====== Entries ======
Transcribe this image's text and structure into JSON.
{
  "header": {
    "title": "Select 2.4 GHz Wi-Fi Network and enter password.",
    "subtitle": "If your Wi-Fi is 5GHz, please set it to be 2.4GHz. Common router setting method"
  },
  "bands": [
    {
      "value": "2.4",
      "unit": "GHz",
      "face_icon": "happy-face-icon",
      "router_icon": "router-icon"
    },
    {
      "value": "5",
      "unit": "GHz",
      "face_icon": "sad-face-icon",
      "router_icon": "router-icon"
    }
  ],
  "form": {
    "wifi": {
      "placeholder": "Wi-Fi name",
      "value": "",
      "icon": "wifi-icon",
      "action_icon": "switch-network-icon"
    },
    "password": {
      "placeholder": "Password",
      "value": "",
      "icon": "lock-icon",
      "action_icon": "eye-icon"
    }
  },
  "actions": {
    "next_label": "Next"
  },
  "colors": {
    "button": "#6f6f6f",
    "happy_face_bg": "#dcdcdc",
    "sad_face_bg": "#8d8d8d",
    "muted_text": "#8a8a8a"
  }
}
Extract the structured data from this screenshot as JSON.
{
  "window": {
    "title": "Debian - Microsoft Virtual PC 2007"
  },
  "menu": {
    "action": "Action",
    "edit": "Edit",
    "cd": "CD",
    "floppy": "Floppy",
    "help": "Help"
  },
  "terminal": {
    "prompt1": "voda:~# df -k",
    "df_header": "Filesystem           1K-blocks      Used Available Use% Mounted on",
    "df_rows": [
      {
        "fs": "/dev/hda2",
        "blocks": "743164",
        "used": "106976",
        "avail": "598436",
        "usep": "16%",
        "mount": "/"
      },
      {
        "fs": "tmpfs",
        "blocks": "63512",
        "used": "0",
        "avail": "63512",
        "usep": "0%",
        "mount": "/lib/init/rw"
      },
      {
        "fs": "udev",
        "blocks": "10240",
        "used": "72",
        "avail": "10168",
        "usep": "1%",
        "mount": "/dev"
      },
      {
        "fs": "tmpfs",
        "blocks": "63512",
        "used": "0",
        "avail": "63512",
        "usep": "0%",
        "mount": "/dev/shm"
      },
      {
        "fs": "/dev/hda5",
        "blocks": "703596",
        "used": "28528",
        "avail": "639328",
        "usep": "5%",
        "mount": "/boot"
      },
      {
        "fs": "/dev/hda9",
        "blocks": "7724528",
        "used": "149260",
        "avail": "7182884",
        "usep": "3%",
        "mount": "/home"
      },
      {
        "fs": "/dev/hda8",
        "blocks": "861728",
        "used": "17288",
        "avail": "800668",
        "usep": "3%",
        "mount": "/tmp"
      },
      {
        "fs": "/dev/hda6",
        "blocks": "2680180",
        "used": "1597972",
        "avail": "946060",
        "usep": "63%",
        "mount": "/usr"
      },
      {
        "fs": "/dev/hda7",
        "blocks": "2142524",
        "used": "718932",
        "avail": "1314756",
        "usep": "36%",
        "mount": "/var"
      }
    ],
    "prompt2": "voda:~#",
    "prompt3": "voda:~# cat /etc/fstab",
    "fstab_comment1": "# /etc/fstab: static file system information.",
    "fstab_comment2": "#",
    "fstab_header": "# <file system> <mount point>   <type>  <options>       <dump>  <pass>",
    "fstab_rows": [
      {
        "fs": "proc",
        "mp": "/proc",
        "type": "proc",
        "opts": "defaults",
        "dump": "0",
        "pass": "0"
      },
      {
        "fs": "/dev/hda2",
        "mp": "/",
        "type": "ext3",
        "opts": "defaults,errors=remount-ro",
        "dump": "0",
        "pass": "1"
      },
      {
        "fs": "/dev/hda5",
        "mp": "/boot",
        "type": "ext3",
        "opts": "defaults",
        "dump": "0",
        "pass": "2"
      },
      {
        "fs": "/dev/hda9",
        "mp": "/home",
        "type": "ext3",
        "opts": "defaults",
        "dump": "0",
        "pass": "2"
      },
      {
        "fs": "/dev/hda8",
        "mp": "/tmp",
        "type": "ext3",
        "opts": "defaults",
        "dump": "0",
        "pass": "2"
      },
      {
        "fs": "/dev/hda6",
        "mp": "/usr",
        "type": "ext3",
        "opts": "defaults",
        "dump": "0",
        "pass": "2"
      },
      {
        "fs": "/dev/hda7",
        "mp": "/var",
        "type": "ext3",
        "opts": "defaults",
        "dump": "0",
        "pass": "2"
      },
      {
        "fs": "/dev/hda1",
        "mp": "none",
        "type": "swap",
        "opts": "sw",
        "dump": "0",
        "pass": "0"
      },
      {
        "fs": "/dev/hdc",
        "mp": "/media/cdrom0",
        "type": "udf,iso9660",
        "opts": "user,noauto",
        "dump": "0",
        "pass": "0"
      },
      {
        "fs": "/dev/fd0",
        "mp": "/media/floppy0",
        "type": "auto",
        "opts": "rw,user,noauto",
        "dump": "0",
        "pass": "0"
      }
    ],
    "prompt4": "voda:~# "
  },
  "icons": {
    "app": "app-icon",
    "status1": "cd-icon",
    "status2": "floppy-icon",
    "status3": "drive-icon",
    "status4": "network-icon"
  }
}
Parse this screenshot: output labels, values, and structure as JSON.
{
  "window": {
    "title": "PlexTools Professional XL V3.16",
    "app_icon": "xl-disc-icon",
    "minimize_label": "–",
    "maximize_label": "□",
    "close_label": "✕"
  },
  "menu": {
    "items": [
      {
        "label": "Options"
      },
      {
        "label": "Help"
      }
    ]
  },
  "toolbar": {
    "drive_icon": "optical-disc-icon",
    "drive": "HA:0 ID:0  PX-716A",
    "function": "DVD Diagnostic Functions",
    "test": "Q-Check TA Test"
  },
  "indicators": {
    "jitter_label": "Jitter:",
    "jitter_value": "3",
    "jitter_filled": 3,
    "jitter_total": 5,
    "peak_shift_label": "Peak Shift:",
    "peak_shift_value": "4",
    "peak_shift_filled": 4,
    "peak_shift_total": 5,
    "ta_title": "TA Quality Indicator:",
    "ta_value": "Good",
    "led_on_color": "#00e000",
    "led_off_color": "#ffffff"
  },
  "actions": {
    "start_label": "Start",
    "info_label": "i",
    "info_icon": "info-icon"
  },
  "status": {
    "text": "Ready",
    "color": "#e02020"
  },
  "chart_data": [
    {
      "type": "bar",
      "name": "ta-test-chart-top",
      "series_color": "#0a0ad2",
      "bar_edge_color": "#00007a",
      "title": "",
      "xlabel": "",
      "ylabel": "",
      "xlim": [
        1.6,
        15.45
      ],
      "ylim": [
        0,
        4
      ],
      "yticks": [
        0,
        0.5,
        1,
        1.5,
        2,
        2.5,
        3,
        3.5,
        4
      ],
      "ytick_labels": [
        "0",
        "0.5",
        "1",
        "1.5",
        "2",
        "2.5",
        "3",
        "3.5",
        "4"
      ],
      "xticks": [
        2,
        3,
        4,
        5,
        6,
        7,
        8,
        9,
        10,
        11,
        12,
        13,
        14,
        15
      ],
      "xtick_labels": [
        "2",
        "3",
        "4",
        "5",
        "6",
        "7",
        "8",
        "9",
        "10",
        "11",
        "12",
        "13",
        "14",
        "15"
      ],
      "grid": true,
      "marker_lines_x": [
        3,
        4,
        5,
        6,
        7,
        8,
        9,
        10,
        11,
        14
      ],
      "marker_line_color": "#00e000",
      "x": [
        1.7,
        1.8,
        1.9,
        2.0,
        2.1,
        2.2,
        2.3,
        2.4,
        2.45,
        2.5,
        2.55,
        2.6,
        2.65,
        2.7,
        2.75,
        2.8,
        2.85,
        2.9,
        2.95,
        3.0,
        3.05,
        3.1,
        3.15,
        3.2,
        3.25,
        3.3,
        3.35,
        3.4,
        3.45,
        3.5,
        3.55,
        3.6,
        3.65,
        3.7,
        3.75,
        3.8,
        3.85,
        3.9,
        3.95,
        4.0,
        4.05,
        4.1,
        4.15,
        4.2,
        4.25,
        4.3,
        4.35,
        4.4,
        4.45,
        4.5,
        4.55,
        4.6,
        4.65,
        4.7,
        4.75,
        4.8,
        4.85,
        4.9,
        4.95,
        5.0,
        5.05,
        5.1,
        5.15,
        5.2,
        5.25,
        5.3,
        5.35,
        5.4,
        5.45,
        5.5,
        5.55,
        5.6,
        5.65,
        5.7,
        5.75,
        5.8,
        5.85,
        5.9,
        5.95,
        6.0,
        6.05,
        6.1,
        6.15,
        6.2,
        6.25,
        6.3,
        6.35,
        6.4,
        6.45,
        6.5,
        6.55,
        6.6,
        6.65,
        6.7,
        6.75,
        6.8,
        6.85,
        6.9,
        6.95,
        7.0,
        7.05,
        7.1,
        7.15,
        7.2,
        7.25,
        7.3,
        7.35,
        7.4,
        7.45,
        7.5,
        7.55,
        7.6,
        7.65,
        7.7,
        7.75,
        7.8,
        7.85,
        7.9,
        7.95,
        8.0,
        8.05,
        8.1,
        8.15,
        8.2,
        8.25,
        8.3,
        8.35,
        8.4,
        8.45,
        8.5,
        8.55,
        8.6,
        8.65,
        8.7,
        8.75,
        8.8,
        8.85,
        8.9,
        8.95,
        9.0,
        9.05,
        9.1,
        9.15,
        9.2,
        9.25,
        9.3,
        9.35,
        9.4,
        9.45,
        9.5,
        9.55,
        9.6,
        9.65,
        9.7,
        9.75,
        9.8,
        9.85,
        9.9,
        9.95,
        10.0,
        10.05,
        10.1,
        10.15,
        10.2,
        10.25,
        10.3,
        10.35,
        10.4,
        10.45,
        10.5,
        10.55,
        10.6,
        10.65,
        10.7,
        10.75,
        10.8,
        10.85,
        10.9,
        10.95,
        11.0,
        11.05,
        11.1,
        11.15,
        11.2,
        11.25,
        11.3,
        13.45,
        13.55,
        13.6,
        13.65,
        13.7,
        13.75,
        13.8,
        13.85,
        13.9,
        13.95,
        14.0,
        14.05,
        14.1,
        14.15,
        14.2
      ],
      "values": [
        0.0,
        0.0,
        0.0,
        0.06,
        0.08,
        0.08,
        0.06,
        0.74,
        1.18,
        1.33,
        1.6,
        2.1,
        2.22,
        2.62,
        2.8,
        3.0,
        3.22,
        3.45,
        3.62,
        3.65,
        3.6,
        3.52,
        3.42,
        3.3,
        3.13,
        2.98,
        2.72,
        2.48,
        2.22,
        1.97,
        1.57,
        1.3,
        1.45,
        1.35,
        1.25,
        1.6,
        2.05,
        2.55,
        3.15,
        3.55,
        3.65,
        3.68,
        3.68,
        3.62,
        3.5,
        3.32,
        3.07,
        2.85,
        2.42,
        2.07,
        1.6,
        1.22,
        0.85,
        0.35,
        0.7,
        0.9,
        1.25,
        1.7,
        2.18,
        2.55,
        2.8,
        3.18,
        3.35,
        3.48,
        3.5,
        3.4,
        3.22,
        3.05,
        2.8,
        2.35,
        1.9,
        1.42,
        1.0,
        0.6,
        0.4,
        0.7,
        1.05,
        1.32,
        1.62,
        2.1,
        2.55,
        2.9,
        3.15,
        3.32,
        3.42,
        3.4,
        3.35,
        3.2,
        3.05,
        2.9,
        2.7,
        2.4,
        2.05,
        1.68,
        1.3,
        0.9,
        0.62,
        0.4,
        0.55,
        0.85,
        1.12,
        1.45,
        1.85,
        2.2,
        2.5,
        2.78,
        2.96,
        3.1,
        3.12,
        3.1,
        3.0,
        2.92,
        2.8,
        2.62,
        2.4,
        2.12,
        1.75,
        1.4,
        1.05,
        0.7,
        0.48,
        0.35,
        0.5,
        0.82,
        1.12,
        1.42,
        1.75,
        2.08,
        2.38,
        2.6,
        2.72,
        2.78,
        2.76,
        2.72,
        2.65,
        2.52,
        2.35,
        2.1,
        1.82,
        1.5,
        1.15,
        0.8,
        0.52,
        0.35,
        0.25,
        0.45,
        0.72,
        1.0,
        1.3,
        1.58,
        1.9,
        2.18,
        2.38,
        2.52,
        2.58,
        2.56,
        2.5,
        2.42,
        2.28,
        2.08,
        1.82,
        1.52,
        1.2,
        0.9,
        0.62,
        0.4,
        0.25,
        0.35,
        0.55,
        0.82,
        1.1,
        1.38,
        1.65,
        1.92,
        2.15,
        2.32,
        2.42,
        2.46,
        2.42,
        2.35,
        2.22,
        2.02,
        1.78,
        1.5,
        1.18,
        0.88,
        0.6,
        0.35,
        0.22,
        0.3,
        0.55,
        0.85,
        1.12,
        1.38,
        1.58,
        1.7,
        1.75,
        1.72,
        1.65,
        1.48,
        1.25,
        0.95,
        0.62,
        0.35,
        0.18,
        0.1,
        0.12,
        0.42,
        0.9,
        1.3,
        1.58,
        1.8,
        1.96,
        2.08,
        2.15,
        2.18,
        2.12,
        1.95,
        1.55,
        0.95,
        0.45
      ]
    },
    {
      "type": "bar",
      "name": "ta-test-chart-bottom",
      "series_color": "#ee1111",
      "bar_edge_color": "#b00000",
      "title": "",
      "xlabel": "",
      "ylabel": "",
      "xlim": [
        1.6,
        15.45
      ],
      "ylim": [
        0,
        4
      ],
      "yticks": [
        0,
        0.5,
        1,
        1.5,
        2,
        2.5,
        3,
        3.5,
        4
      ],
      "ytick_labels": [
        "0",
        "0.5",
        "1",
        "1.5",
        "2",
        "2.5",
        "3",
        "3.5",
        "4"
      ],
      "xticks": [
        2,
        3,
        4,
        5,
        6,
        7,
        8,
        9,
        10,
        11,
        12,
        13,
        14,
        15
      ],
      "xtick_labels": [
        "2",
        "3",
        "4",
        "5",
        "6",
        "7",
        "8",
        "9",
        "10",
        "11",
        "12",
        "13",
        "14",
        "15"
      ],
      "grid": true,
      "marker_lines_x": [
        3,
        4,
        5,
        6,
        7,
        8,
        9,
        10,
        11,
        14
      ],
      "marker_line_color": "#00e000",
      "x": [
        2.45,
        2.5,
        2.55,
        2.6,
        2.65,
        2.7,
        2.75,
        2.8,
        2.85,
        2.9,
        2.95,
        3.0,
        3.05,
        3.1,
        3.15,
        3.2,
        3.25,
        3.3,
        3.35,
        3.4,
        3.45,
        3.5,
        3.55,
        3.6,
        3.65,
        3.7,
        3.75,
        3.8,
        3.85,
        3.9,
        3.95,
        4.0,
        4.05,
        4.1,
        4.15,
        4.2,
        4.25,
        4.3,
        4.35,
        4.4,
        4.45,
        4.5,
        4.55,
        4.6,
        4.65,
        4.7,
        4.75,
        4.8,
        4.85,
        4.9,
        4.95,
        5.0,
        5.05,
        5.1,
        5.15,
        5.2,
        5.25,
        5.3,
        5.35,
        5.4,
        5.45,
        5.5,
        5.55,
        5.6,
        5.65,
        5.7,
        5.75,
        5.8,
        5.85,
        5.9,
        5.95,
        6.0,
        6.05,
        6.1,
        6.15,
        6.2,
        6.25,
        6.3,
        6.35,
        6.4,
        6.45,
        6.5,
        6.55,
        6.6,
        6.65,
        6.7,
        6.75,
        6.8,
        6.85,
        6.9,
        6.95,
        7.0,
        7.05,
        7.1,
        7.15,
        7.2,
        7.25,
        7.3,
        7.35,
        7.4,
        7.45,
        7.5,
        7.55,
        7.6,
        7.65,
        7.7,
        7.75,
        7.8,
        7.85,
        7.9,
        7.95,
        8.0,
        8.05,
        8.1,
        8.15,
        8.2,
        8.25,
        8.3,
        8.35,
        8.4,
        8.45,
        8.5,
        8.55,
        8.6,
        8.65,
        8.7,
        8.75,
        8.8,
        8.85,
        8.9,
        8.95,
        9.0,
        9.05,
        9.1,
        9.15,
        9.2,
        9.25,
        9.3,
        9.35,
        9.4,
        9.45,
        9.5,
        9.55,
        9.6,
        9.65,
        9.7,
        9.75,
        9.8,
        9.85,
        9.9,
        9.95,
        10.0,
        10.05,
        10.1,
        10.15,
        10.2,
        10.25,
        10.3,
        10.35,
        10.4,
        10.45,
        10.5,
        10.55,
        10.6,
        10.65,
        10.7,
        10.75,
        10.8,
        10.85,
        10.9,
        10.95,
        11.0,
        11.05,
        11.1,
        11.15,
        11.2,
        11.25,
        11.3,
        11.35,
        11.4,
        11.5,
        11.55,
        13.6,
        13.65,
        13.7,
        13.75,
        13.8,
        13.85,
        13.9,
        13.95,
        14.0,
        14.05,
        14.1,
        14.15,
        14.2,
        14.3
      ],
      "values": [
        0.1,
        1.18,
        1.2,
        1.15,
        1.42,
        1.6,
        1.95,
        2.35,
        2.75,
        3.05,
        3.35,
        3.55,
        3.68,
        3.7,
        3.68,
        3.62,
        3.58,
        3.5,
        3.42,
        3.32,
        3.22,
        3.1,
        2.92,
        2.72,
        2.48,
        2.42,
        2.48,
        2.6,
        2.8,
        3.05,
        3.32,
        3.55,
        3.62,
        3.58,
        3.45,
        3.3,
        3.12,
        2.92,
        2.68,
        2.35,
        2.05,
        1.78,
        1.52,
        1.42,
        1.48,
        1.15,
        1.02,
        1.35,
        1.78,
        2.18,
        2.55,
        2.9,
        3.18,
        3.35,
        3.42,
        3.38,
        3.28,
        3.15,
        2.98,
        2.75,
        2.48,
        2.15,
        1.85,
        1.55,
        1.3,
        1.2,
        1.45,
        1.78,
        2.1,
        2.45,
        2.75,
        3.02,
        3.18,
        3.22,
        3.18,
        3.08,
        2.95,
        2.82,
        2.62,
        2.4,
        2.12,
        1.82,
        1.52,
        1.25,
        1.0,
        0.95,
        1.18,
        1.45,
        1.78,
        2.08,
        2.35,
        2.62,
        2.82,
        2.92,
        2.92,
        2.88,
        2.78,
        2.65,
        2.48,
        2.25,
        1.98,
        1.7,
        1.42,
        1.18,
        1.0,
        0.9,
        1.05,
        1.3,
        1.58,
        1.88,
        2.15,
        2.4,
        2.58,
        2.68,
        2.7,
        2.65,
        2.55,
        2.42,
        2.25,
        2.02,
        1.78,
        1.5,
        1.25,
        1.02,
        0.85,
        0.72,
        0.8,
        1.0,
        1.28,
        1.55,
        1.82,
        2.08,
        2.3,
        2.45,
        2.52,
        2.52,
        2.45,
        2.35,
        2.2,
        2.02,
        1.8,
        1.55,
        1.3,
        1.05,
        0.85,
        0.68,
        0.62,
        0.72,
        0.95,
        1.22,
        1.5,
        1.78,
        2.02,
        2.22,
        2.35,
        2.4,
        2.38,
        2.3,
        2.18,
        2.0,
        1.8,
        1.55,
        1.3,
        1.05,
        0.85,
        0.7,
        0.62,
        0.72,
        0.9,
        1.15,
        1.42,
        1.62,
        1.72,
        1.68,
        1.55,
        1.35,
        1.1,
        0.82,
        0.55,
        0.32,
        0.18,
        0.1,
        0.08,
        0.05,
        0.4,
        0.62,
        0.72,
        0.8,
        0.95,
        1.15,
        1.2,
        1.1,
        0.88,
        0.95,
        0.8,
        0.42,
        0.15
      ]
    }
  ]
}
======
• Task directions:
Tally every line of the listing that holds the string "this", then give the number by itself.

• Result:
3